DIRECTIONS FOR THIS TASK >> Retype all the records with nothing changed.

GIVEN DATA >>

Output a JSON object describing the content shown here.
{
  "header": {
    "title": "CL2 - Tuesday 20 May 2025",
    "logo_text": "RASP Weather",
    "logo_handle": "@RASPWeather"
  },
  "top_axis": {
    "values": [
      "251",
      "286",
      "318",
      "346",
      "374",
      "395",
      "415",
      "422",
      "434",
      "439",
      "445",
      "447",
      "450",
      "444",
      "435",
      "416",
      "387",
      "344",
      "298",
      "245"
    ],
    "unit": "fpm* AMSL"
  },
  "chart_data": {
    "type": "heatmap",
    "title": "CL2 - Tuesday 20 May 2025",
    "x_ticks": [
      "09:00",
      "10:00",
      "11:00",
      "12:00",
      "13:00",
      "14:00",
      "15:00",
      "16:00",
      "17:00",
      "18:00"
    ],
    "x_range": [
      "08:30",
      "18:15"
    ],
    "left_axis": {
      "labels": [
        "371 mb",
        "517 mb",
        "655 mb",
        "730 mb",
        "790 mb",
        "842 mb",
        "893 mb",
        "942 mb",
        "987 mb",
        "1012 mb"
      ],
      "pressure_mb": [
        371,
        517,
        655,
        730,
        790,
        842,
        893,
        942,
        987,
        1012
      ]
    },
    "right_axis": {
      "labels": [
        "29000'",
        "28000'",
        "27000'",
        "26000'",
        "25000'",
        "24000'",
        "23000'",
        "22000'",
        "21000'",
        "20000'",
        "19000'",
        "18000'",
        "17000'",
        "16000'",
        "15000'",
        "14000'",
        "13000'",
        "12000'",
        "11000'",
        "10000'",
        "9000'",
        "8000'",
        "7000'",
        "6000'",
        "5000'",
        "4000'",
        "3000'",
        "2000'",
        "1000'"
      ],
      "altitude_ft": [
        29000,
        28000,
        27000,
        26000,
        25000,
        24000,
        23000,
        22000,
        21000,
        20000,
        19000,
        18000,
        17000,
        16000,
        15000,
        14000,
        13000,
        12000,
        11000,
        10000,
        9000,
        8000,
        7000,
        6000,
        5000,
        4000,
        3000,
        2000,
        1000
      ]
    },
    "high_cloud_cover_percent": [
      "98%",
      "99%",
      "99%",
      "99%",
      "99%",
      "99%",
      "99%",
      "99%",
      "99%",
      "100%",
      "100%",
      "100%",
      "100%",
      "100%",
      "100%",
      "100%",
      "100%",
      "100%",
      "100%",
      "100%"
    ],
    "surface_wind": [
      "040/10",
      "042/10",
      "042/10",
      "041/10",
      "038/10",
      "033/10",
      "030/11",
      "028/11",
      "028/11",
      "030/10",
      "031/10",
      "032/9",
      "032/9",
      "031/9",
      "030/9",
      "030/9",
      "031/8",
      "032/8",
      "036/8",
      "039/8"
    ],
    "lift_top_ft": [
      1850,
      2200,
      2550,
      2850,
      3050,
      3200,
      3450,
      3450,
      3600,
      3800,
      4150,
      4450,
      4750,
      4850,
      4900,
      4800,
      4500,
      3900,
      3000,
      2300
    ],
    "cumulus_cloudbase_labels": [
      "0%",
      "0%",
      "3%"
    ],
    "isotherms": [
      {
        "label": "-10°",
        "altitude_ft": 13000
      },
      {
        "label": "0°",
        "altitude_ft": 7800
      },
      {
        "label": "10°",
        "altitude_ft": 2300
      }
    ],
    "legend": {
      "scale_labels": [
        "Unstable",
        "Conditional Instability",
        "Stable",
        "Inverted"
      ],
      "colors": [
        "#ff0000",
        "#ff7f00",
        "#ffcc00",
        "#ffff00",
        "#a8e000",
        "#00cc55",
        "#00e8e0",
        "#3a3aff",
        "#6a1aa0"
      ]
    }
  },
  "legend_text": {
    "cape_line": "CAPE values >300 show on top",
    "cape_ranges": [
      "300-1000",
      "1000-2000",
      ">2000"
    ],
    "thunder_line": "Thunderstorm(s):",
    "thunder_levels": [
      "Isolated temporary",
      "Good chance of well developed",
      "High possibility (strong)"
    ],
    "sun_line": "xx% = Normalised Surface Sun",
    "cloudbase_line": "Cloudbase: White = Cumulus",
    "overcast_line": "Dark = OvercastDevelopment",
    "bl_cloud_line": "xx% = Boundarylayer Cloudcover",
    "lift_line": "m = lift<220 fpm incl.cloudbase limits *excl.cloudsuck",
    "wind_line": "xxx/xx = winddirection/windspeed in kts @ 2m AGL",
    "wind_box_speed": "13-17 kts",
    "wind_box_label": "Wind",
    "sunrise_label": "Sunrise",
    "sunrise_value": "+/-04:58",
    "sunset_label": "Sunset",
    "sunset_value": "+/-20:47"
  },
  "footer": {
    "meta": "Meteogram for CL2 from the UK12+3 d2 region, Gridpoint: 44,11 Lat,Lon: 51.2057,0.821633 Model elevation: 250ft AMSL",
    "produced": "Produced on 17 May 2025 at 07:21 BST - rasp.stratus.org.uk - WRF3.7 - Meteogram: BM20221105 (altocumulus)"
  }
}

COMPLETE RESPONSE >>
Output a JSON object describing the content shown here.
{
  "header": {
    "title": "CL2 - Tuesday 20 May 2025",
    "logo_text": "RASP Weather",
    "logo_handle": "@RASPWeather"
  },
  "top_axis": {
    "values": [
      "251",
      "286",
      "318",
      "346",
      "374",
      "395",
      "415",
      "422",
      "434",
      "439",
      "445",
      "447",
      "450",
      "444",
      "435",
      "416",
      "387",
      "344",
      "298",
      "245"
    ],
    "unit": "fpm* AMSL"
  },
  "chart_data": {
    "type": "heatmap",
    "title": "CL2 - Tuesday 20 May 2025",
    "x_ticks": [
      "09:00",
      "10:00",
      "11:00",
      "12:00",
      "13:00",
      "14:00",
      "15:00",
      "16:00",
      "17:00",
      "18:00"
    ],
    "x_range": [
      "08:30",
      "18:15"
    ],
    "left_axis": {
      "labels": [
        "371 mb",
        "517 mb",
        "655 mb",
        "730 mb",
        "790 mb",
        "842 mb",
        "893 mb",
        "942 mb",
        "987 mb",
        "1012 mb"
      ],
      "pressure_mb": [
        371,
        517,
        655,
        730,
        790,
        842,
        893,
        942,
        987,
        1012
      ]
    },
    "right_axis": {
      "labels": [
        "29000'",
        "28000'",
        "27000'",
        "26000'",
        "25000'",
        "24000'",
        "23000'",
        "22000'",
        "21000'",
        "20000'",
        "19000'",
        "18000'",
        "17000'",
        "16000'",
        "15000'",
        "14000'",
        "13000'",
        "12000'",
        "11000'",
        "10000'",
        "9000'",
        "8000'",
        "7000'",
        "6000'",
        "5000'",
        "4000'",
        "3000'",
        "2000'",
        "1000'"
      ],
      "altitude_ft": [
        29000,
        28000,
        27000,
        26000,
        25000,
        24000,
        23000,
        22000,
        21000,
        20000,
        19000,
        18000,
        17000,
        16000,
        15000,
        14000,
        13000,
        12000,
        11000,
        10000,
        9000,
        8000,
        7000,
        6000,
        5000,
        4000,
        3000,
        2000,
        1000
      ]
    },
    "high_cloud_cover_percent": [
      "98%",
      "99%",
      "99%",
      "99%",
      "99%",
      "99%",
      "99%",
      "99%",
      "99%",
      "100%",
      "100%",
      "100%",
      "100%",
      "100%",
      "100%",
      "100%",
      "100%",
      "100%",
      "100%",
      "100%"
    ],
    "surface_wind": [
      "040/10",
      "042/10",
      "042/10",
      "041/10",
      "038/10",
      "033/10",
      "030/11",
      "028/11",
      "028/11",
      "030/10",
      "031/10",
      "032/9",
      "032/9",
      "031/9",
      "030/9",
      "030/9",
      "031/8",
      "032/8",
      "036/8",
      "039/8"
    ],
    "lift_top_ft": [
      1850,
      2200,
      2550,
      2850,
      3050,
      3200,
      3450,
      3450,
      3600,
      3800,
      4150,
      4450,
      4750,
      4850,
      4900,
      4800,
      4500,
      3900,
      3000,
      2300
    ],
    "cumulus_cloudbase_labels": [
      "0%",
      "0%",
      "3%"
    ],
    "isotherms": [
      {
        "label": "-10°",
        "altitude_ft": 13000
      },
      {
        "label": "0°",
        "altitude_ft": 7800
      },
      {
        "label": "10°",
        "altitude_ft": 2300
      }
    ],
    "legend": {
      "scale_labels": [
        "Unstable",
        "Conditional Instability",
        "Stable",
        "Inverted"
      ],
      "colors": [
        "#ff0000",
        "#ff7f00",
        "#ffcc00",
        "#ffff00",
        "#a8e000",
        "#00cc55",
        "#00e8e0",
        "#3a3aff",
        "#6a1aa0"
      ]
    }
  },
  "legend_text": {
    "cape_line": "CAPE values >300 show on top",
    "cape_ranges": [
      "300-1000",
      "1000-2000",
      ">2000"
    ],
    "thunder_line": "Thunderstorm(s):",
    "thunder_levels": [
      "Isolated temporary",
      "Good chance of well developed",
      "High possibility (strong)"
    ],
    "sun_line": "xx% = Normalised Surface Sun",
    "cloudbase_line": "Cloudbase: White = Cumulus",
    "overcast_line": "Dark = OvercastDevelopment",
    "bl_cloud_line": "xx% = Boundarylayer Cloudcover",
    "lift_line": "m = lift<220 fpm incl.cloudbase limits *excl.cloudsuck",
    "wind_line": "xxx/xx = winddirection/windspeed in kts @ 2m AGL",
    "wind_box_speed": "13-17 kts",
    "wind_box_label": "Wind",
    "sunrise_label": "Sunrise",
    "sunrise_value": "+/-04:58",
    "sunset_label": "Sunset",
    "sunset_value": "+/-20:47"
  },
  "footer": {
    "meta": "Meteogram for CL2 from the UK12+3 d2 region, Gridpoint: 44,11 Lat,Lon: 51.2057,0.821633 Model elevation: 250ft AMSL",
    "produced": "Produced on 17 May 2025 at 07:21 BST - rasp.stratus.org.uk - WRF3.7 - Meteogram: BM20221105 (altocumulus)"
  }
}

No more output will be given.